YOUR OBJECTIVE: The listing below must be repeated word for word, with its images excluded.

(Figure contents as structured data)
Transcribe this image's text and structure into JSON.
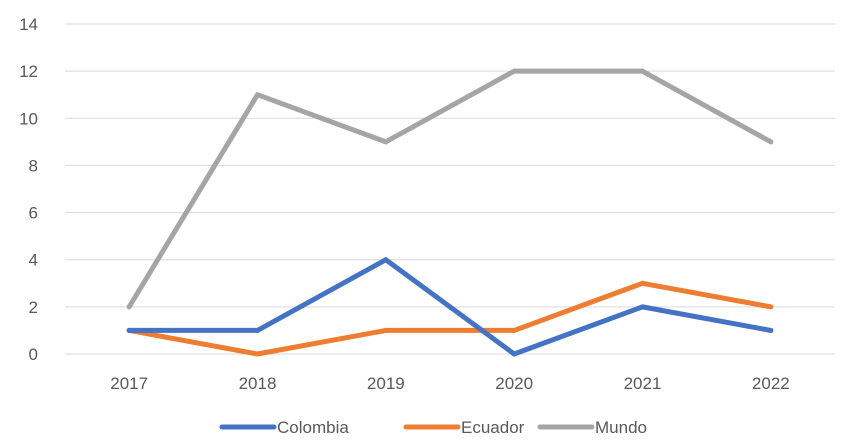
{
  "chart_data": {
    "type": "line",
    "x": [
      "2017",
      "2018",
      "2019",
      "2020",
      "2021",
      "2022"
    ],
    "series": [
      {
        "name": "Colombia",
        "color": "#4472c4",
        "values": [
          1,
          1,
          4,
          0,
          2,
          1
        ]
      },
      {
        "name": "Ecuador",
        "color": "#ed7d31",
        "values": [
          1,
          0,
          1,
          1,
          3,
          2
        ]
      },
      {
        "name": "Mundo",
        "color": "#a5a5a5",
        "values": [
          2,
          11,
          9,
          12,
          12,
          9
        ]
      }
    ],
    "yticks": [
      "0",
      "2",
      "4",
      "6",
      "8",
      "10",
      "12",
      "14"
    ],
    "ylim": [
      0,
      14
    ],
    "grid": true,
    "legend": "bottom-center"
  }
}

TASK SOLUTION:
Transcribe this image's text and structure into JSON.
{
  "chart_data": {
    "type": "line",
    "x": [
      "2017",
      "2018",
      "2019",
      "2020",
      "2021",
      "2022"
    ],
    "series": [
      {
        "name": "Colombia",
        "color": "#4472c4",
        "values": [
          1,
          1,
          4,
          0,
          2,
          1
        ]
      },
      {
        "name": "Ecuador",
        "color": "#ed7d31",
        "values": [
          1,
          0,
          1,
          1,
          3,
          2
        ]
      },
      {
        "name": "Mundo",
        "color": "#a5a5a5",
        "values": [
          2,
          11,
          9,
          12,
          12,
          9
        ]
      }
    ],
    "yticks": [
      "0",
      "2",
      "4",
      "6",
      "8",
      "10",
      "12",
      "14"
    ],
    "ylim": [
      0,
      14
    ],
    "grid": true,
    "legend": "bottom-center"
  }
}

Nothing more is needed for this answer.